LISTING:
--

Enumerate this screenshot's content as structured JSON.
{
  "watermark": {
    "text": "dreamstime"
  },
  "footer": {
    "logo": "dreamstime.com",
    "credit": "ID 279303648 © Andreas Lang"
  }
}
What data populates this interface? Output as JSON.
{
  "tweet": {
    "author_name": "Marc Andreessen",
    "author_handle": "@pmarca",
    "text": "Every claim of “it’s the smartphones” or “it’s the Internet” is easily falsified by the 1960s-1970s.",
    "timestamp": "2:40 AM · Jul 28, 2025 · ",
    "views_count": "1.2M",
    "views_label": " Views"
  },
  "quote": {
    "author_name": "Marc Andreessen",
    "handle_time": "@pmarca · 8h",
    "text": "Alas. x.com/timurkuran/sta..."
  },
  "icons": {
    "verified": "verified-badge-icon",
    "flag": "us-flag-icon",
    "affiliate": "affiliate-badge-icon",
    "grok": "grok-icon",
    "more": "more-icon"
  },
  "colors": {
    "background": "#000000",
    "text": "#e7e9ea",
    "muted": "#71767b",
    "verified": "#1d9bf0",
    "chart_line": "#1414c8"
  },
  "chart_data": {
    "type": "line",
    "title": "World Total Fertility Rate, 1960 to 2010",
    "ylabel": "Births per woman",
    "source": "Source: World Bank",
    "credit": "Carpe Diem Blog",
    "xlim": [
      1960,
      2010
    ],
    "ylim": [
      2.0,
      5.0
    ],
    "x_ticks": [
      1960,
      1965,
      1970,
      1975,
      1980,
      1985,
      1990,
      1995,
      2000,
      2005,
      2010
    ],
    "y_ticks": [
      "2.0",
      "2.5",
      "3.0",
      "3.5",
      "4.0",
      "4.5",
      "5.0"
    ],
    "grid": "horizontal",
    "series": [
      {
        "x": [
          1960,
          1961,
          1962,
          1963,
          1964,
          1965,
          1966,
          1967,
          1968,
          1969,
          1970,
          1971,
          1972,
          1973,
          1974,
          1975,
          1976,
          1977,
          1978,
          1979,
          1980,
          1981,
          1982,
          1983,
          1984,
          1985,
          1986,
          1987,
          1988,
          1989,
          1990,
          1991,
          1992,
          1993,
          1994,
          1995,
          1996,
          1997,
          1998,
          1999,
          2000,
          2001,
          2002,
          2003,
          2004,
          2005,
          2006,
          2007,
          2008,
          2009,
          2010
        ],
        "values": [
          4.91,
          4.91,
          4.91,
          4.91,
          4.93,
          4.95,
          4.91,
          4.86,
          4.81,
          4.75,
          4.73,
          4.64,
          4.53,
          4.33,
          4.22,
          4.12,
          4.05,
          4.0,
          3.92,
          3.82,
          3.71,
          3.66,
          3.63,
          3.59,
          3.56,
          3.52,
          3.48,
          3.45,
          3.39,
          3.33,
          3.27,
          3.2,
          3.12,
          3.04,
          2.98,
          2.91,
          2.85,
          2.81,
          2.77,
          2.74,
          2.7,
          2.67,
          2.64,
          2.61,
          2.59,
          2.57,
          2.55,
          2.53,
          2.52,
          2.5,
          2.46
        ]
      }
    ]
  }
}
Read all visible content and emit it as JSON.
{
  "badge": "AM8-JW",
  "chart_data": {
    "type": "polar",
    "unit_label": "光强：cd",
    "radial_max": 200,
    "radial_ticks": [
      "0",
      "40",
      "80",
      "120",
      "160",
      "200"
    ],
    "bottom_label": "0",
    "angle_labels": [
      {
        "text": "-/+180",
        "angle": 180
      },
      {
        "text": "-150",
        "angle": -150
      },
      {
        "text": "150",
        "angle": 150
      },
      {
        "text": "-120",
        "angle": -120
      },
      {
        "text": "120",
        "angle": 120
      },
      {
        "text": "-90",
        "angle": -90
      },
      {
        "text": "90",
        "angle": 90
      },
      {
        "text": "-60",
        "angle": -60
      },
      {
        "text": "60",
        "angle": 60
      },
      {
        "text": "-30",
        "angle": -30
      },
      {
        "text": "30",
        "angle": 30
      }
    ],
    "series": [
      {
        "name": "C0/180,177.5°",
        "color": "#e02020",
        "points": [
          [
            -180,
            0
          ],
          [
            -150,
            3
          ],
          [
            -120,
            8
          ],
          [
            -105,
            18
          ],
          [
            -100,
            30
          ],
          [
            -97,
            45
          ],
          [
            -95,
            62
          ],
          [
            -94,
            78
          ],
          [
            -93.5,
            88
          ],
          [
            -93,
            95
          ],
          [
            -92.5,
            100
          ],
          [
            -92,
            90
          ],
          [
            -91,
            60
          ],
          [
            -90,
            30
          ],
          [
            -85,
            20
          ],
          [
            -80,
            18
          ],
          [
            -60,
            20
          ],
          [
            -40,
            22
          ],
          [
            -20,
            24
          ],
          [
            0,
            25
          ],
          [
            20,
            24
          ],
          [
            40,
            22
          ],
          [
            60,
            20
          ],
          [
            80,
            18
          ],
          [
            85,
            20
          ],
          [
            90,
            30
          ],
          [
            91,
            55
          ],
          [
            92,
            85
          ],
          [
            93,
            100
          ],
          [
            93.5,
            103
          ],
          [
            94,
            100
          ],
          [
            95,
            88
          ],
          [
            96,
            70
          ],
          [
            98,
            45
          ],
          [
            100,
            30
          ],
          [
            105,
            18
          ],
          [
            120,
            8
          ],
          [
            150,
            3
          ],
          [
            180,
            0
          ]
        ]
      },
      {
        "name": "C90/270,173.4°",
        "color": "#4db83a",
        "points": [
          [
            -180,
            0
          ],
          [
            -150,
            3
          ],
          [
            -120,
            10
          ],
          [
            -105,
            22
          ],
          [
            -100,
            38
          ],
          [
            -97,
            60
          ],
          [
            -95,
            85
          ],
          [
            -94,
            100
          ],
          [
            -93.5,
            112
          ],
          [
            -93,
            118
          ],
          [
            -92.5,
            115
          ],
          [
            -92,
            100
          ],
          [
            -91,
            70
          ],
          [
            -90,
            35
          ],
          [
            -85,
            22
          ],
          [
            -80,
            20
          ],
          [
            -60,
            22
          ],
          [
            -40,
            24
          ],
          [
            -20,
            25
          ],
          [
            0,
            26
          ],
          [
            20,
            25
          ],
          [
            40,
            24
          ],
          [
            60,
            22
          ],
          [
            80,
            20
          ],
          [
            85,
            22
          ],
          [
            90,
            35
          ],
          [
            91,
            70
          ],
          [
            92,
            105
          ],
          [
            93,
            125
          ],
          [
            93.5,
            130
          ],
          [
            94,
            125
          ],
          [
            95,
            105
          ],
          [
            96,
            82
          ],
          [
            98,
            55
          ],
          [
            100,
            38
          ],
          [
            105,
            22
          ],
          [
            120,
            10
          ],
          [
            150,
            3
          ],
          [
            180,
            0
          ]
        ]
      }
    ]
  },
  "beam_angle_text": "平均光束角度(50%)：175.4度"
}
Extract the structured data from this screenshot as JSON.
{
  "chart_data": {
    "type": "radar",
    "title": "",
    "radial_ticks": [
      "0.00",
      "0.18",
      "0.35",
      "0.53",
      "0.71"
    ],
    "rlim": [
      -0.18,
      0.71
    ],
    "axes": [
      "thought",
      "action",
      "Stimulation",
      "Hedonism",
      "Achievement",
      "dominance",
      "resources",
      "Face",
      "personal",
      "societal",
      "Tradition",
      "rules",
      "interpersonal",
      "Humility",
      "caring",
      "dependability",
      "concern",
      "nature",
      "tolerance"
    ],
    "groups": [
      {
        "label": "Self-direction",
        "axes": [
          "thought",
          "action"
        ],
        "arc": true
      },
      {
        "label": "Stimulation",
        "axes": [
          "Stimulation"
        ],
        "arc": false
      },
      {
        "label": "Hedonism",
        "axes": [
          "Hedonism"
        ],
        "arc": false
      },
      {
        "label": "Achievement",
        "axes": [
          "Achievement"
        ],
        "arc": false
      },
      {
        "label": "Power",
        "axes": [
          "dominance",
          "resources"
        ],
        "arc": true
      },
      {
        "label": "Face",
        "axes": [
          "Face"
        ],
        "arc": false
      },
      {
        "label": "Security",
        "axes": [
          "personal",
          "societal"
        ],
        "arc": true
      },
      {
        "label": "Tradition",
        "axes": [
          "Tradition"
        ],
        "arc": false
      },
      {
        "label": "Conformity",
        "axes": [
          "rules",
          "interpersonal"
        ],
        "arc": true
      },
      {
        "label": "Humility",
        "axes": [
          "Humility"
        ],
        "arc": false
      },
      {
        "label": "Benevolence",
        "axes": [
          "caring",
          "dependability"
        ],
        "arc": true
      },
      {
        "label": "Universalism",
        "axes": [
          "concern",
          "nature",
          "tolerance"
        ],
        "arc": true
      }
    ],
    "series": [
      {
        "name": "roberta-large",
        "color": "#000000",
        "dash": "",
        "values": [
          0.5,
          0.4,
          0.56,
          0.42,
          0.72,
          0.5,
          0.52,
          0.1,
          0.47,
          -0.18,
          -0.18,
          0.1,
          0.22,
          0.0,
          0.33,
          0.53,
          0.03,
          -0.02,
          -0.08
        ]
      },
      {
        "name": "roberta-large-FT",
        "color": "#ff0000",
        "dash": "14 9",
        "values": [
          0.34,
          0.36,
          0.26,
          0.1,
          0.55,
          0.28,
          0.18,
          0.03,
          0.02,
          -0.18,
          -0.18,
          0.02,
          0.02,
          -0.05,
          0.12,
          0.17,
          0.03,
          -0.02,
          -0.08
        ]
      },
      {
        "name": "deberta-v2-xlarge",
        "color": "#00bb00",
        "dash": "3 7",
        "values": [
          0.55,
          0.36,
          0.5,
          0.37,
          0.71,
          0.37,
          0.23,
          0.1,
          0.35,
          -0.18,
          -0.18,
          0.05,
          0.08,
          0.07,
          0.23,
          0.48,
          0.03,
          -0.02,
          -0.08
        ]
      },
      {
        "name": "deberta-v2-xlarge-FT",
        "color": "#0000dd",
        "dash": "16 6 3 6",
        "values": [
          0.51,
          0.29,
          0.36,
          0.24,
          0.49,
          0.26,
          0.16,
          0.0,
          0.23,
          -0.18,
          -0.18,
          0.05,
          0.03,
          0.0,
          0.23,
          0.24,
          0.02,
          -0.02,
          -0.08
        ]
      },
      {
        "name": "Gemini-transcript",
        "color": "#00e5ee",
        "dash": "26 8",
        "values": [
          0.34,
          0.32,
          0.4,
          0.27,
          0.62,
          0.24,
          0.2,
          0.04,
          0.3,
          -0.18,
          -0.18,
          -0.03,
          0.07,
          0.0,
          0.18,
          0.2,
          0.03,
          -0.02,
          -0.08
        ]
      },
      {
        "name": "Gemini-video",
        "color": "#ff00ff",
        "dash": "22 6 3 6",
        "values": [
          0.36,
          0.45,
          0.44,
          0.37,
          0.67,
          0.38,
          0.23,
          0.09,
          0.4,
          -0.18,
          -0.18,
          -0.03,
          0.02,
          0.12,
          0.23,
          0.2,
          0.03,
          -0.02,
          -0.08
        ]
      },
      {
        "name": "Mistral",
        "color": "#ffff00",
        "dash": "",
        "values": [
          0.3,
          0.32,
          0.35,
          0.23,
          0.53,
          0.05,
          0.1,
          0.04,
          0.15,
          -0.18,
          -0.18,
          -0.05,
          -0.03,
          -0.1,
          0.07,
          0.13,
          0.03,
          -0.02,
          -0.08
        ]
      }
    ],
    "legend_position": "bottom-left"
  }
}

--

WHAT THE EXERCISE ASKS: Which lines contain "screenshot"? Copy each of them.

SOLVED EXERCISE:
Enumerate this screenshot's content as structured JSON.
Extract the structured data from this screenshot as JSON.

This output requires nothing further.